[Extracted records]
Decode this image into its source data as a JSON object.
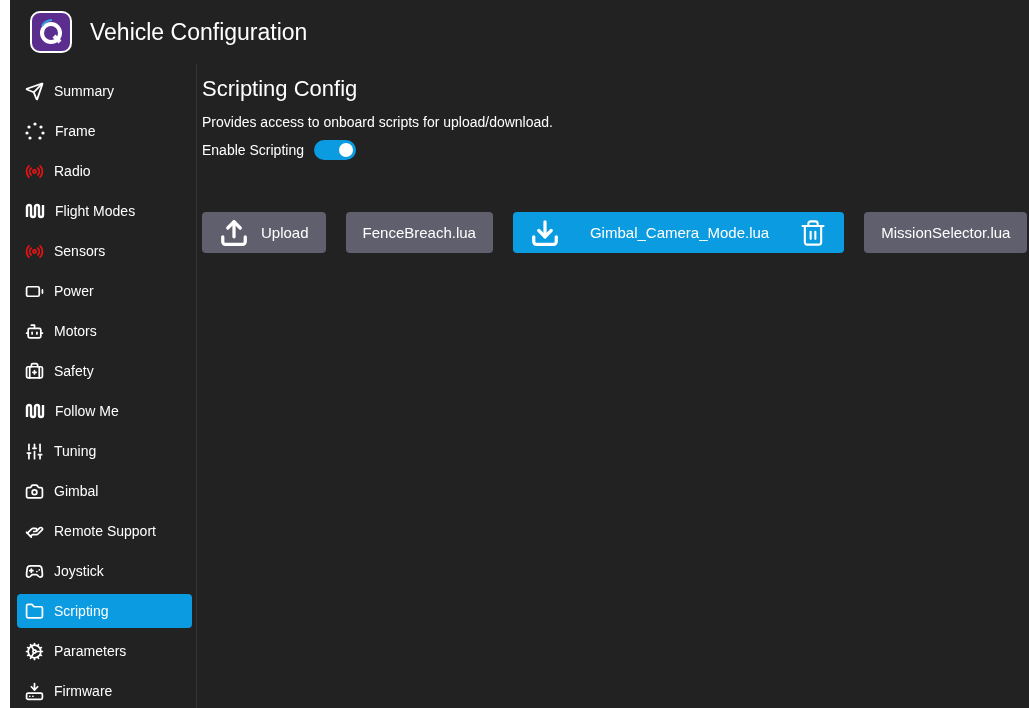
{
  "window": {
    "title": "Vehicle Configuration"
  },
  "sidebar": {
    "items": [
      {
        "label": "Summary",
        "selected": false
      },
      {
        "label": "Frame",
        "selected": false
      },
      {
        "label": "Radio",
        "selected": false
      },
      {
        "label": "Flight Modes",
        "selected": false
      },
      {
        "label": "Sensors",
        "selected": false
      },
      {
        "label": "Power",
        "selected": false
      },
      {
        "label": "Motors",
        "selected": false
      },
      {
        "label": "Safety",
        "selected": false
      },
      {
        "label": "Follow Me",
        "selected": false
      },
      {
        "label": "Tuning",
        "selected": false
      },
      {
        "label": "Gimbal",
        "selected": false
      },
      {
        "label": "Remote Support",
        "selected": false
      },
      {
        "label": "Joystick",
        "selected": false
      },
      {
        "label": "Scripting",
        "selected": true
      },
      {
        "label": "Parameters",
        "selected": false
      },
      {
        "label": "Firmware",
        "selected": false
      }
    ]
  },
  "content": {
    "title": "Scripting Config",
    "description": "Provides access to onboard scripts for upload/download.",
    "enable_scripting": {
      "label": "Enable Scripting",
      "on": true
    },
    "upload_button": "Upload",
    "scripts": [
      {
        "name": "FenceBreach.lua",
        "selected": false
      },
      {
        "name": "Gimbal_Camera_Mode.lua",
        "selected": true
      },
      {
        "name": "MissionSelector.lua",
        "selected": false
      }
    ]
  }
}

Task to carry out: All lines in the data that contain the word "title" should be copied.

The solution:
    "title": "Vehicle Configuration"
    "title": "Scripting Config",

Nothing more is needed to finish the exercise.